> _Short problem_
Go through the data below. Pull out every line that has the word "counts".

> _Records supplied_
□ □ □ □ □
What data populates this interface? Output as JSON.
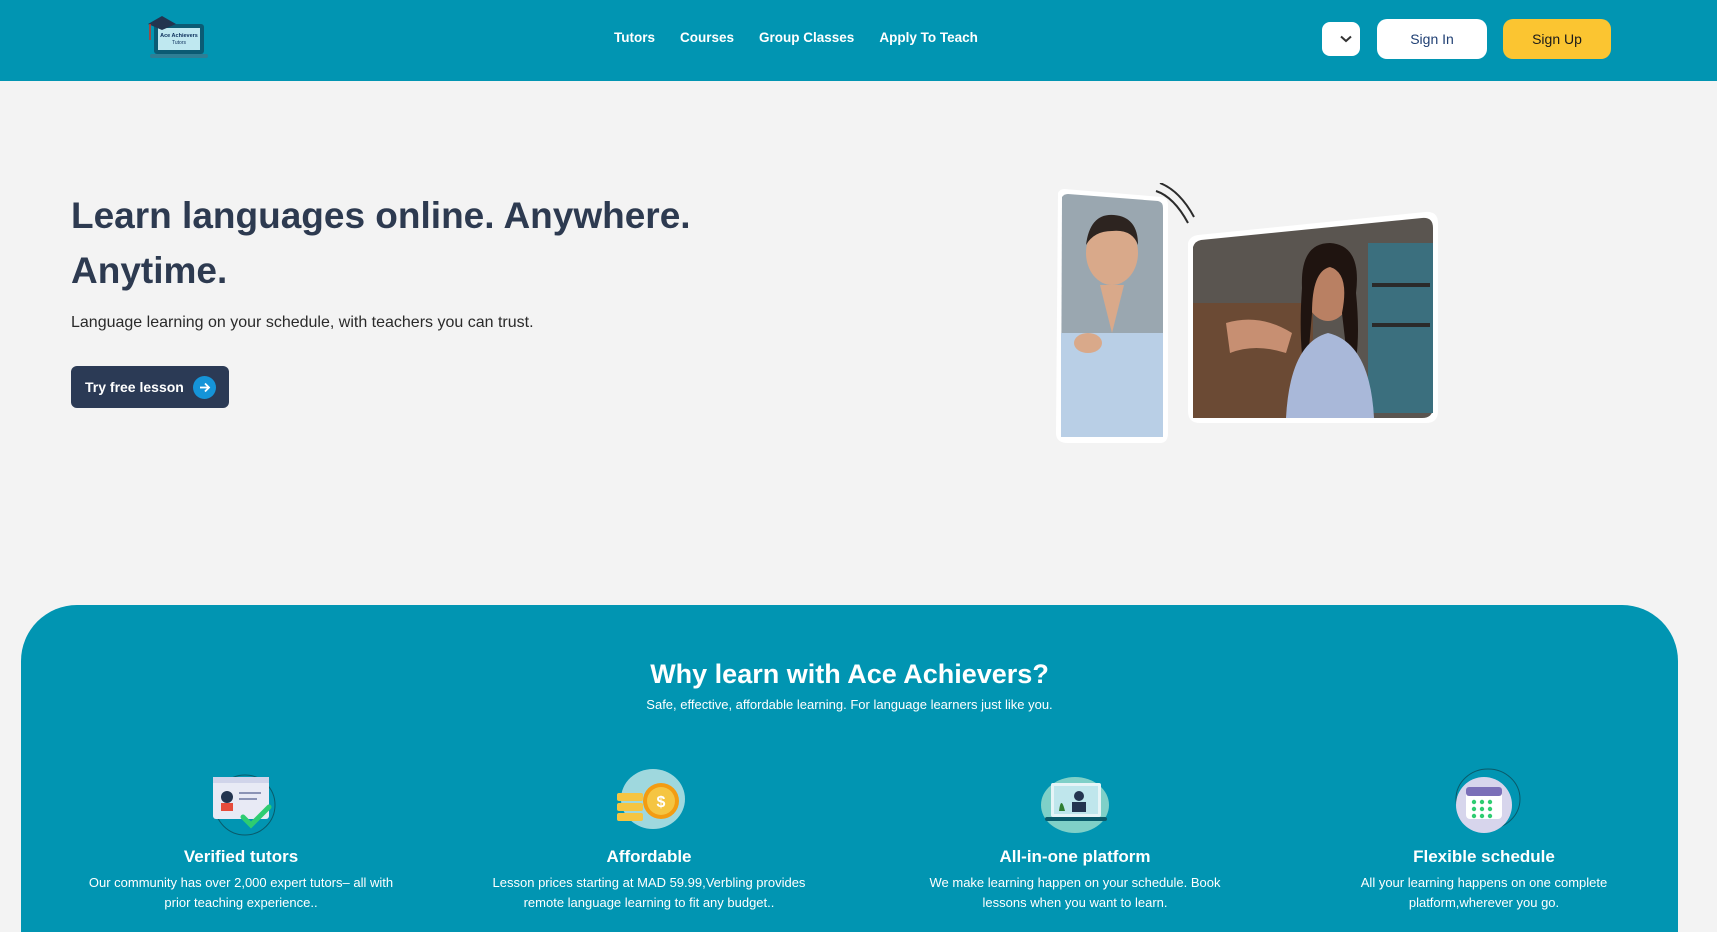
{
  "navbar": {
    "logo_text_line1": "Ace Achievers",
    "logo_text_line2": "Tutors",
    "links": [
      "Tutors",
      "Courses",
      "Group Classes",
      "Apply To Teach"
    ],
    "sign_in": "Sign In",
    "sign_up": "Sign Up"
  },
  "hero": {
    "title_line1": "Learn languages online. Anywhere.",
    "title_line2": "Anytime.",
    "subtitle": "Language learning on your schedule, with teachers you can trust.",
    "cta": "Try free lesson"
  },
  "features": {
    "title": "Why learn with Ace Achievers?",
    "subtitle": "Safe, effective, affordable learning. For language learners just like you.",
    "items": [
      {
        "title": "Verified tutors",
        "desc": "Our community has over 2,000 expert tutors– all with prior teaching experience..",
        "icon": "verified-tutor-icon"
      },
      {
        "title": "Affordable",
        "desc": "Lesson prices starting at MAD 59.99,Verbling provides remote language learning to fit any budget..",
        "icon": "coins-icon"
      },
      {
        "title": "All-in-one platform",
        "desc": "We make learning happen on your schedule. Book lessons when you want to learn.",
        "icon": "laptop-tutor-icon"
      },
      {
        "title": "Flexible schedule",
        "desc": "All your learning happens on one complete platform,wherever you go.",
        "icon": "calendar-icon"
      }
    ]
  },
  "colors": {
    "brand": "#0195b2",
    "accent": "#fbc531",
    "dark": "#2b3a55"
  }
}
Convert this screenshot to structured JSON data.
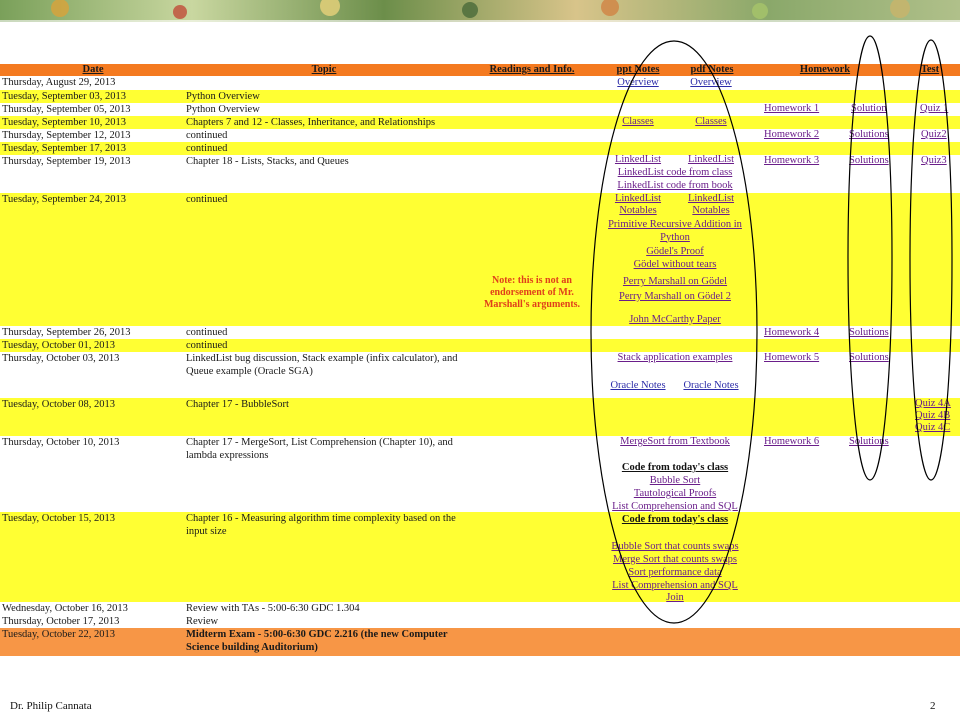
{
  "header": {
    "date": "Date",
    "topic": "Topic",
    "readings": "Readings and Info.",
    "ppt": "ppt Notes",
    "pdf": "pdf Notes",
    "homework": "Homework",
    "test": "Test"
  },
  "rows": [
    {
      "date": "Thursday, August 29, 2013",
      "topic": ""
    },
    {
      "date": "Tuesday, September 03, 2013",
      "topic": "Python Overview"
    },
    {
      "date": "Thursday, September 05, 2013",
      "topic": "Python Overview"
    },
    {
      "date": "Tuesday, September 10, 2013",
      "topic": "Chapters 7 and 12 - Classes, Inheritance, and Relationships"
    },
    {
      "date": "Thursday, September 12, 2013",
      "topic": "continued"
    },
    {
      "date": "Tuesday, September 17, 2013",
      "topic": "continued"
    },
    {
      "date": "Thursday, September 19, 2013",
      "topic": "Chapter 18 -  Lists, Stacks, and Queues"
    },
    {
      "date": "Tuesday, September 24, 2013",
      "topic": "continued"
    },
    {
      "date": "Thursday, September 26, 2013",
      "topic": "continued"
    },
    {
      "date": "Tuesday, October 01, 2013",
      "topic": "continued"
    },
    {
      "date": "Thursday, October 03, 2013",
      "topic": "LinkedList bug discussion, Stack example (infix calculator), and Queue example (Oracle SGA)"
    },
    {
      "date": "Tuesday, October 08, 2013",
      "topic": "Chapter 17 - BubbleSort"
    },
    {
      "date": "Thursday, October 10, 2013",
      "topic": "Chapter 17 - MergeSort,  List Comprehension (Chapter 10), and lambda expressions"
    },
    {
      "date": "Tuesday, October 15, 2013",
      "topic": "Chapter 16 - Measuring algorithm time complexity based on the input size"
    },
    {
      "date": "Wednesday, October 16, 2013",
      "topic": "Review with TAs - 5:00-6:30 GDC 1.304"
    },
    {
      "date": "Thursday, October 17, 2013",
      "topic": "Review"
    },
    {
      "date": "Tuesday, October 22, 2013",
      "topic": "Midterm Exam - 5:00-6:30 GDC 2.216 (the new Computer Science building Auditorium)"
    }
  ],
  "links": {
    "overview_ppt": "Overview",
    "overview_pdf": "Overview",
    "classes_ppt": "Classes",
    "classes_pdf": "Classes",
    "linkedlist_ppt": "LinkedList",
    "linkedlist_pdf": "LinkedList",
    "ll_code_class": "LinkedList code from class",
    "ll_code_book": "LinkedList code from book",
    "ll_notables_ppt_1": "LinkedList",
    "ll_notables_ppt_2": "Notables",
    "ll_notables_pdf_1": "LinkedList",
    "ll_notables_pdf_2": "Notables",
    "prim_rec": "Primitive Recursive Addition in Python",
    "godel_proof": "Gödel's Proof",
    "godel_tears": "Gödel without tears",
    "perry1": "Perry Marshall on Gödel",
    "perry2": "Perry Marshall on Gödel 2",
    "mccarthy": "John McCarthy Paper",
    "stack_app": "Stack application examples",
    "oracle_ppt": "Oracle Notes",
    "oracle_pdf": "Oracle Notes",
    "mergesort_tb": "MergeSort from Textbook",
    "code_today_1": "Code from today's class",
    "bubble": "Bubble Sort",
    "tautological": "Tautological Proofs",
    "listcomp_sql_1": "List Comprehension and SQL",
    "code_today_2": "Code from today's class",
    "bubble_swaps": "Bubble Sort that counts swaps",
    "merge_swaps": "Merge Sort that counts swaps",
    "sort_perf": "Sort performance data",
    "listcomp_sql_2": "List Comprehension and SQL",
    "join": "Join"
  },
  "homework": {
    "hw1": "Homework 1",
    "sol1": "Solution",
    "hw2": "Homework 2",
    "sol2": "Solutions",
    "hw3": "Homework 3",
    "sol3": "Solutions",
    "hw4": "Homework 4",
    "sol4": "Solutions",
    "hw5": "Homework 5",
    "sol5": "Solutions",
    "hw6": "Homework 6",
    "sol6": "Solutions"
  },
  "tests": {
    "quiz1": "Quiz 1",
    "quiz2": "Quiz2",
    "quiz3": "Quiz3",
    "quiz4a": "Quiz 4A",
    "quiz4b": "Quiz 4B",
    "quiz4c": "Quiz 4C"
  },
  "note": "Note: this is not an endorsement of Mr. Marshall's arguments.",
  "footer": {
    "author": "Dr. Philip Cannata",
    "page": "2"
  },
  "colors": {
    "header": "#f47a20",
    "yellow": "#ffff33",
    "midterm": "#f79646",
    "link": "#2c2ca8",
    "note": "#e0401a"
  }
}
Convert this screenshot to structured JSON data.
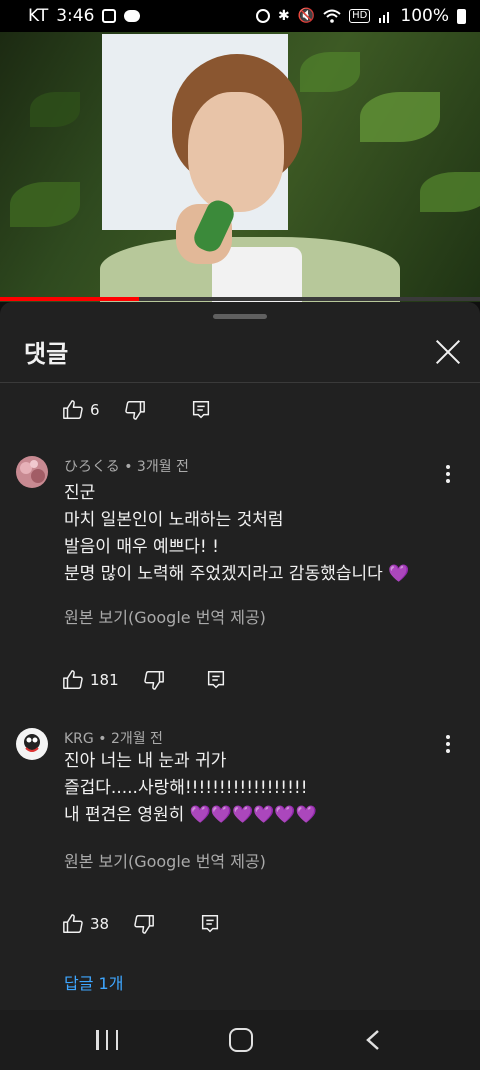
{
  "status_bar": {
    "carrier": "KT",
    "time": "3:46",
    "battery": "100%"
  },
  "video": {
    "progress_percent": 29
  },
  "panel": {
    "title": "댓글"
  },
  "top_actions": {
    "likes": "6"
  },
  "comments": [
    {
      "author": "ひろくる",
      "time": "3개월 전",
      "lines": [
        "진군",
        "마치 일본인이 노래하는 것처럼",
        "발음이 매우 예쁘다! !",
        "분명 많이 노력해 주었겠지라고 감동했습니다"
      ],
      "hearts": "💜",
      "translate_label": "원본 보기(Google 번역 제공)",
      "likes": "181"
    },
    {
      "author": "KRG",
      "time": "2개월 전",
      "lines": [
        "진아 너는 내 눈과 귀가",
        "즐겁다.....사랑해!!!!!!!!!!!!!!!!!!",
        "내 편견은 영원히"
      ],
      "hearts": "💜💜💜💜💜💜",
      "translate_label": "원본 보기(Google 번역 제공)",
      "likes": "38",
      "replies_label": "답글 1개"
    }
  ],
  "colors": {
    "background": "#0f0f0f",
    "panel": "#212121",
    "link": "#3ea6ff",
    "progress": "#ff0000",
    "heart": "#a020f0"
  },
  "icons": [
    "alarm-icon",
    "bluetooth-icon",
    "mute-icon",
    "wifi-icon",
    "signal-icon",
    "battery-icon",
    "like-icon",
    "dislike-icon",
    "reply-icon",
    "more-vert-icon",
    "close-icon"
  ]
}
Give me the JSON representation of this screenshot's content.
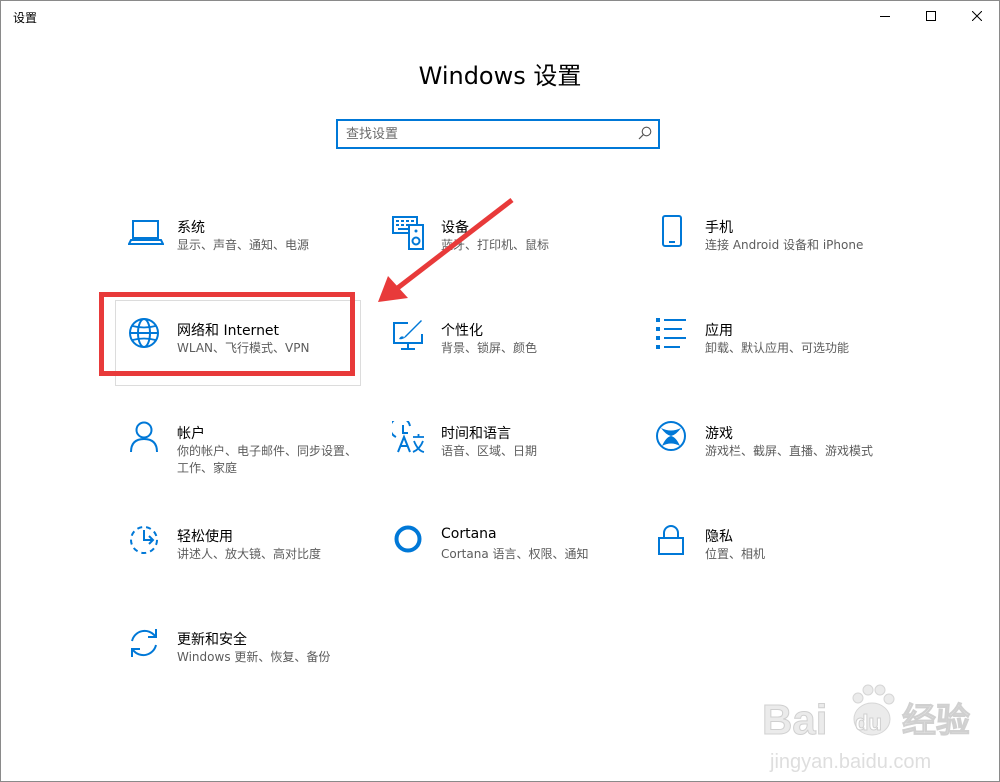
{
  "window": {
    "title": "设置",
    "controls": {
      "minimize": "minimize-icon",
      "maximize": "maximize-icon",
      "close": "close-icon"
    }
  },
  "header": {
    "title": "Windows 设置"
  },
  "search": {
    "placeholder": "查找设置",
    "icon": "search-icon"
  },
  "categories": [
    {
      "name": "系统",
      "desc": "显示、声音、通知、电源",
      "icon": "laptop-icon"
    },
    {
      "name": "设备",
      "desc": "蓝牙、打印机、鼠标",
      "icon": "keyboard-devices-icon"
    },
    {
      "name": "手机",
      "desc": "连接 Android 设备和 iPhone",
      "icon": "phone-icon"
    },
    {
      "name": "网络和 Internet",
      "desc": "WLAN、飞行模式、VPN",
      "icon": "globe-icon"
    },
    {
      "name": "个性化",
      "desc": "背景、锁屏、颜色",
      "icon": "paint-monitor-icon"
    },
    {
      "name": "应用",
      "desc": "卸载、默认应用、可选功能",
      "icon": "apps-list-icon"
    },
    {
      "name": "帐户",
      "desc": "你的帐户、电子邮件、同步设置、工作、家庭",
      "icon": "person-icon"
    },
    {
      "name": "时间和语言",
      "desc": "语音、区域、日期",
      "icon": "time-language-icon"
    },
    {
      "name": "游戏",
      "desc": "游戏栏、截屏、直播、游戏模式",
      "icon": "xbox-icon"
    },
    {
      "name": "轻松使用",
      "desc": "讲述人、放大镜、高对比度",
      "icon": "ease-of-access-icon"
    },
    {
      "name": "Cortana",
      "desc": "Cortana 语言、权限、通知",
      "icon": "cortana-icon"
    },
    {
      "name": "隐私",
      "desc": "位置、相机",
      "icon": "lock-icon"
    },
    {
      "name": "更新和安全",
      "desc": "Windows 更新、恢复、备份",
      "icon": "sync-icon"
    }
  ],
  "annotation": {
    "highlight_color": "#e83a3a",
    "target": "网络和 Internet"
  },
  "watermark": {
    "brand": "Bai",
    "paw": "du",
    "cn": "经验",
    "url": "jingyan.baidu.com"
  },
  "colors": {
    "accent": "#0078d7",
    "annotation": "#e83a3a"
  }
}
□ □ □ □ □
> _Task answer_
    "bubble_swaps": "Bubble Sort that counts swaps",
    "merge_swaps": "Merge Sort that counts swaps",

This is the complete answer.